Give, as a bare number, the count of lines that contain the word "ylabel".

**Data rows:**
========================
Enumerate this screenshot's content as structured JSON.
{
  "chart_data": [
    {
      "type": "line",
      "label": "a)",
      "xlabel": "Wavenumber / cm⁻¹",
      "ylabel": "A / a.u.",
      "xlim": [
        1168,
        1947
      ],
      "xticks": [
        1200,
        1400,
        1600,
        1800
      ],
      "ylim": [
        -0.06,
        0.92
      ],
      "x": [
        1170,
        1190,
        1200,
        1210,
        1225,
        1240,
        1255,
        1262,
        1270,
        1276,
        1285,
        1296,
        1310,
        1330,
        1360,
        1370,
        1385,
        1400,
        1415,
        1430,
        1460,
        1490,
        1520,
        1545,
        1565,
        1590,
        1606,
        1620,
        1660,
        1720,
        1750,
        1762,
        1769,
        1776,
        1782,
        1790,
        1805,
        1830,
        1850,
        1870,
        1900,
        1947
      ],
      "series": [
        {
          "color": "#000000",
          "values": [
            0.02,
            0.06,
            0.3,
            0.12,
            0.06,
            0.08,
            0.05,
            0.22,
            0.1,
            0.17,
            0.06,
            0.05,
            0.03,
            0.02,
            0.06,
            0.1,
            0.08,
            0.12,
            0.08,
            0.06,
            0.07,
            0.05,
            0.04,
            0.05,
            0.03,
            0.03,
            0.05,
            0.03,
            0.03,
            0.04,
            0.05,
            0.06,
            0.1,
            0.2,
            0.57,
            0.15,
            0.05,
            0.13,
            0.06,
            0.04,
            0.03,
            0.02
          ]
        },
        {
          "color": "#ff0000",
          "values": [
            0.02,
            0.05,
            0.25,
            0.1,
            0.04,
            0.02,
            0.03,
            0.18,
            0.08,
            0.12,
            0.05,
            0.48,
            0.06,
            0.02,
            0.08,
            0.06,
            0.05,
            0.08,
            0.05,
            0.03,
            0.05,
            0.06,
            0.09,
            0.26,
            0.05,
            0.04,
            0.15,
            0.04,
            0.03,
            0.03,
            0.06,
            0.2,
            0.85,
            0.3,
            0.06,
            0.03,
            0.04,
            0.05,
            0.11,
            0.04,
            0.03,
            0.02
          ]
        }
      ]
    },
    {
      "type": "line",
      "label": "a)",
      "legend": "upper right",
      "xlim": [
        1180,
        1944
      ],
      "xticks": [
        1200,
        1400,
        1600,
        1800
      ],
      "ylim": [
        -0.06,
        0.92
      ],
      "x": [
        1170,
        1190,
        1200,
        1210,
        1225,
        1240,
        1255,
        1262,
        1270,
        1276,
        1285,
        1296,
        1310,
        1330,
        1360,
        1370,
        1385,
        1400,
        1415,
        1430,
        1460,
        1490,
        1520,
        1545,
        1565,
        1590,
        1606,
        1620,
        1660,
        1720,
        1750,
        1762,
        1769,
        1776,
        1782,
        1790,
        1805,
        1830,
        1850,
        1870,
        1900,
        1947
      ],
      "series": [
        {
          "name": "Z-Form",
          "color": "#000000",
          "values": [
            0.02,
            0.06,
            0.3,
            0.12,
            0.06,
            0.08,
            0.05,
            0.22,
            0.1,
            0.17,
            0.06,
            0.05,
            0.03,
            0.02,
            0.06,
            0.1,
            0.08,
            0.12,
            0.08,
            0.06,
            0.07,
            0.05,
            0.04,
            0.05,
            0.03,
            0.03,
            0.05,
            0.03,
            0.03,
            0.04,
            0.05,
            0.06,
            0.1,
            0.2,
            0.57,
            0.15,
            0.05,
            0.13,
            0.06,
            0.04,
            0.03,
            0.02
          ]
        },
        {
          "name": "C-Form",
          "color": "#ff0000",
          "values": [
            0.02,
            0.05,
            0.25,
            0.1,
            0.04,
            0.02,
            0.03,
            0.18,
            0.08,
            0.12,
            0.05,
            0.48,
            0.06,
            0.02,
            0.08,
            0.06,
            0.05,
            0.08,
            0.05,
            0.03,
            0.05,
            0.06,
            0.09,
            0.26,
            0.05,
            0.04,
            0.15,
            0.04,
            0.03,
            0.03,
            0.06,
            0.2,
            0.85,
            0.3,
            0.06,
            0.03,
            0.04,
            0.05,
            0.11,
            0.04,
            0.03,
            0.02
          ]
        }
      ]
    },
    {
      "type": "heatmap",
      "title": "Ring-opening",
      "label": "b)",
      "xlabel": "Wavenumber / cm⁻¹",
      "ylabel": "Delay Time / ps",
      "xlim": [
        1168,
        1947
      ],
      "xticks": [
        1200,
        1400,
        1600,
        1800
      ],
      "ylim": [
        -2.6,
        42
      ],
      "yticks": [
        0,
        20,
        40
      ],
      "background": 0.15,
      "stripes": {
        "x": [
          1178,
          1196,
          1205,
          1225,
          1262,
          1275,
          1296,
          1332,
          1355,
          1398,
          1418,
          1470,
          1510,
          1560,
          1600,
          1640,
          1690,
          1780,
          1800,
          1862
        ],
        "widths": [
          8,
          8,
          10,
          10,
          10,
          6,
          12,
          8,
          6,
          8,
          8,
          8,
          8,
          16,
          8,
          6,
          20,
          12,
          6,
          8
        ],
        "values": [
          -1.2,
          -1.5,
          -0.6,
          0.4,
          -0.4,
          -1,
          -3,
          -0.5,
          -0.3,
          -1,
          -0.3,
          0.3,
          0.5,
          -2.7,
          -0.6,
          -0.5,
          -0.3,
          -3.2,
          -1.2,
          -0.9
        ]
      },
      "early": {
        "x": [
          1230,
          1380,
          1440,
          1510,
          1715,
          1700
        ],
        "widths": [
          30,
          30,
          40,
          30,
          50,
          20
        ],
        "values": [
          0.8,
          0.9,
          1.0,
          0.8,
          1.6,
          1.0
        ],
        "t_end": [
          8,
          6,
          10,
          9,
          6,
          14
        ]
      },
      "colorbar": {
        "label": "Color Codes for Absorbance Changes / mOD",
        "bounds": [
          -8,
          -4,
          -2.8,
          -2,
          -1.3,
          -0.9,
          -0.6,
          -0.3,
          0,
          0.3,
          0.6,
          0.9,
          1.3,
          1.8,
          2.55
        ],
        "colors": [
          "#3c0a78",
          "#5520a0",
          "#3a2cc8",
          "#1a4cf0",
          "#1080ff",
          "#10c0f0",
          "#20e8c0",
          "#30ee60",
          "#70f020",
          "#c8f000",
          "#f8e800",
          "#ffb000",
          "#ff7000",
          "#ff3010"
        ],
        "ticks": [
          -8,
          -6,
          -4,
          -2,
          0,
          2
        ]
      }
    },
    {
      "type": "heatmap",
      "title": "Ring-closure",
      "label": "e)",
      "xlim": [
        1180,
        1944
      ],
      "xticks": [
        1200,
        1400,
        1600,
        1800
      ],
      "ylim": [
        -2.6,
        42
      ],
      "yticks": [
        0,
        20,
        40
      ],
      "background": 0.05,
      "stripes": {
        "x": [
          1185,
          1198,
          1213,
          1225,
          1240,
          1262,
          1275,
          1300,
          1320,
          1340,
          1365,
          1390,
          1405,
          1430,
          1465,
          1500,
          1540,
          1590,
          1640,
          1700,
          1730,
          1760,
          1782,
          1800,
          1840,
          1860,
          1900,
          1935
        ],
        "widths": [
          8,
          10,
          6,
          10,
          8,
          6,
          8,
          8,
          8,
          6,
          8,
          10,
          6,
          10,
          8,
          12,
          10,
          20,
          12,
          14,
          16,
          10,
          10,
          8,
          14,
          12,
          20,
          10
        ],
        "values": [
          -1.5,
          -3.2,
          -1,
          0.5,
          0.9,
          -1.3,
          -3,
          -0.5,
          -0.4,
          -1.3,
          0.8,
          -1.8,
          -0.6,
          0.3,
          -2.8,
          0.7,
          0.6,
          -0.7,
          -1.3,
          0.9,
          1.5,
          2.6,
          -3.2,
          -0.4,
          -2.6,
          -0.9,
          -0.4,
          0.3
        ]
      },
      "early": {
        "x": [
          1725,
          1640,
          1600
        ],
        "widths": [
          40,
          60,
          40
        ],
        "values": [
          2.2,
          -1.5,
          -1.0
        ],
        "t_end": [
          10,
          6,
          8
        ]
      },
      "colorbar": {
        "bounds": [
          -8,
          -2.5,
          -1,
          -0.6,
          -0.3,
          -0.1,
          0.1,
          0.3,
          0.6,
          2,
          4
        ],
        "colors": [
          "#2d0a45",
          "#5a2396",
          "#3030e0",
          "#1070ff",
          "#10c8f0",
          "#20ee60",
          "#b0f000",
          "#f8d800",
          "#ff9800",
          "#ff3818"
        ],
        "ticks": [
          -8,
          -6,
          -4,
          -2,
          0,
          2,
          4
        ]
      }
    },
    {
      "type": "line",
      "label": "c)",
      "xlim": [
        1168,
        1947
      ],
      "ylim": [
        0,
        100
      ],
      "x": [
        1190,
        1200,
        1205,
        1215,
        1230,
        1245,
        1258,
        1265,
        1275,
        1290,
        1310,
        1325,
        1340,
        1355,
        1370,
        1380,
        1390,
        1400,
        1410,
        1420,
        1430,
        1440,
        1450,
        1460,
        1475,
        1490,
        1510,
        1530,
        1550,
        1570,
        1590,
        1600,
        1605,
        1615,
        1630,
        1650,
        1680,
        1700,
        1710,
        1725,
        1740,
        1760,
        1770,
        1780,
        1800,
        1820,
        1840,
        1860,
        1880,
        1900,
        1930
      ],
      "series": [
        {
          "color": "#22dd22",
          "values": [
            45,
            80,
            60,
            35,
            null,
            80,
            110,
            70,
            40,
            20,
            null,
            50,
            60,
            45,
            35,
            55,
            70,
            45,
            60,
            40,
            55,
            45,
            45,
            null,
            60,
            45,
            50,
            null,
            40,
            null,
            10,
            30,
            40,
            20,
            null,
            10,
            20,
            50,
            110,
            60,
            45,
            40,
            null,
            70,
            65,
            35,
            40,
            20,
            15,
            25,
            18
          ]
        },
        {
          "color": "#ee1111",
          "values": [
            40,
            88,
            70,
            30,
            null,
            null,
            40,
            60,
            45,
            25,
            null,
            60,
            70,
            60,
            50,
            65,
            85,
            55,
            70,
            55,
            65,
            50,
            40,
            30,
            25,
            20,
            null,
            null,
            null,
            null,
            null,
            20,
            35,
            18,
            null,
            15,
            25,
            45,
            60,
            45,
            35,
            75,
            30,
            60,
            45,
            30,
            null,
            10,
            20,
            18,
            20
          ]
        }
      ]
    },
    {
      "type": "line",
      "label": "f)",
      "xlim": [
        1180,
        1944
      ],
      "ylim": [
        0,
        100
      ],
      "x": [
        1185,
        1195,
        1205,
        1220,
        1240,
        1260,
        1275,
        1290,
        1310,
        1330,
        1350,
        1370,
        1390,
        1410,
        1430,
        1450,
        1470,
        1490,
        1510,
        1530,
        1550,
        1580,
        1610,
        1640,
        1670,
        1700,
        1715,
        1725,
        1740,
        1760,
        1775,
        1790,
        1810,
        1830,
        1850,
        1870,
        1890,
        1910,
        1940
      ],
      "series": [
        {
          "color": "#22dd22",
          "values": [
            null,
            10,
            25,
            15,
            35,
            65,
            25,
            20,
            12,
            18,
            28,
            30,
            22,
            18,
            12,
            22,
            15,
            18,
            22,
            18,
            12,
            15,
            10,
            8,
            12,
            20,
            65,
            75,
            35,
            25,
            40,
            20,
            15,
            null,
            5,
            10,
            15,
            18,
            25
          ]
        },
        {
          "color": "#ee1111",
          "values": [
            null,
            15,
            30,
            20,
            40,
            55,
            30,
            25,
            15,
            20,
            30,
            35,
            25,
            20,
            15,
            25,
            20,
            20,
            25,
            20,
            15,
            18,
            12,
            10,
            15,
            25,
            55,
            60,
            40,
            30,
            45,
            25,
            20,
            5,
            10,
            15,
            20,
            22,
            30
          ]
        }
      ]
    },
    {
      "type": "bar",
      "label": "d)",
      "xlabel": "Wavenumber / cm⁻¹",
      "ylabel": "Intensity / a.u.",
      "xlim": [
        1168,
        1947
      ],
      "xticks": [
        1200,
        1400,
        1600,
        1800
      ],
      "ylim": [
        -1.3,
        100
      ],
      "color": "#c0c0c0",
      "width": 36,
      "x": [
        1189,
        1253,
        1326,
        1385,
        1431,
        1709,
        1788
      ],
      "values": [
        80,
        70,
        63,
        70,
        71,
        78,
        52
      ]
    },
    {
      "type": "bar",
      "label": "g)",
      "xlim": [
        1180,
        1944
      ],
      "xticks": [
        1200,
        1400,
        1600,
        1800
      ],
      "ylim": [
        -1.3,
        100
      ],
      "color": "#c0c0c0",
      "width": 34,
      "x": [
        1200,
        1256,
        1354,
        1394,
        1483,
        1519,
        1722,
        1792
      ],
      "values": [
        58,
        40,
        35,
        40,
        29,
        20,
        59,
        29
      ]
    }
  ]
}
========================
**Solution to this exercise:** 3